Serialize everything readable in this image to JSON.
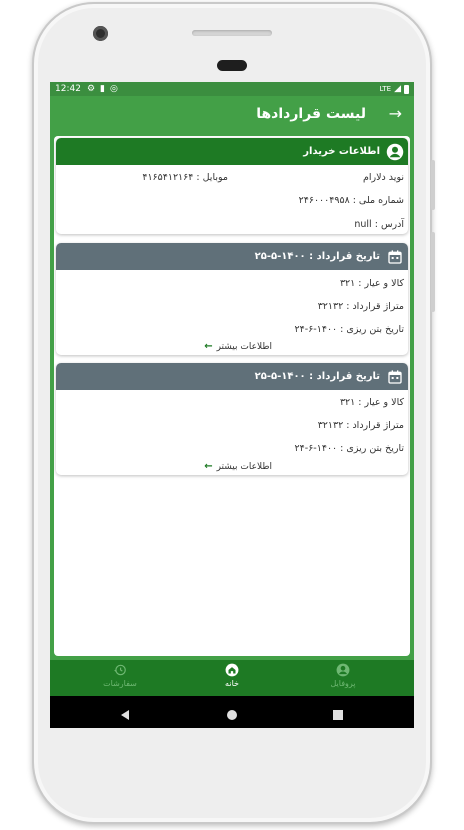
{
  "status_bar": {
    "time": "12:42",
    "network": "LTE"
  },
  "app_bar": {
    "title": "لیست قراردادها"
  },
  "buyer_card": {
    "header": "اطلاعات خریدار",
    "name": "نوید دلارام",
    "mobile": "موبایل : ۴۱۶۵۴۱۲۱۶۴",
    "national_id": "شماره ملی : ۲۴۶۰۰۰۴۹۵۸",
    "address": "آدرس : null"
  },
  "contracts": [
    {
      "header": "تاریخ قرارداد : ۱۴۰۰-۵-۲۵",
      "product": "کالا و عیار : ۳۲۱",
      "tonnage": "متراژ قرارداد : ۳۲۱۳۲",
      "pour_date": "تاریخ بتن ریزی : ۱۴۰۰-۶-۲۴",
      "more": "اطلاعات بیشتر"
    },
    {
      "header": "تاریخ قرارداد : ۱۴۰۰-۵-۲۵",
      "product": "کالا و عیار : ۳۲۱",
      "tonnage": "متراژ قرارداد : ۳۲۱۳۲",
      "pour_date": "تاریخ بتن ریزی : ۱۴۰۰-۶-۲۴",
      "more": "اطلاعات بیشتر"
    }
  ],
  "bottom_nav": {
    "orders": "سفارشات",
    "home": "خانه",
    "profile": "پروفایل"
  },
  "colors": {
    "primary": "#43a047",
    "primary_dark": "#1e7a24",
    "card_header_grey": "#607079"
  }
}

--------------------------------

- [Work instructions] Write out again every line above exactly as given; the pictures do not belong in the copy.

- [Answer to the exercise]
Serialize everything readable in this image to JSON.
{
  "status_bar": {
    "time": "12:42",
    "network": "LTE"
  },
  "app_bar": {
    "title": "لیست قراردادها"
  },
  "buyer_card": {
    "header": "اطلاعات خریدار",
    "name": "نوید دلارام",
    "mobile": "موبایل : ۴۱۶۵۴۱۲۱۶۴",
    "national_id": "شماره ملی : ۲۴۶۰۰۰۴۹۵۸",
    "address": "آدرس : null"
  },
  "contracts": [
    {
      "header": "تاریخ قرارداد : ۱۴۰۰-۵-۲۵",
      "product": "کالا و عیار : ۳۲۱",
      "tonnage": "متراژ قرارداد : ۳۲۱۳۲",
      "pour_date": "تاریخ بتن ریزی : ۱۴۰۰-۶-۲۴",
      "more": "اطلاعات بیشتر"
    },
    {
      "header": "تاریخ قرارداد : ۱۴۰۰-۵-۲۵",
      "product": "کالا و عیار : ۳۲۱",
      "tonnage": "متراژ قرارداد : ۳۲۱۳۲",
      "pour_date": "تاریخ بتن ریزی : ۱۴۰۰-۶-۲۴",
      "more": "اطلاعات بیشتر"
    }
  ],
  "bottom_nav": {
    "orders": "سفارشات",
    "home": "خانه",
    "profile": "پروفایل"
  },
  "colors": {
    "primary": "#43a047",
    "primary_dark": "#1e7a24",
    "card_header_grey": "#607079"
  }
}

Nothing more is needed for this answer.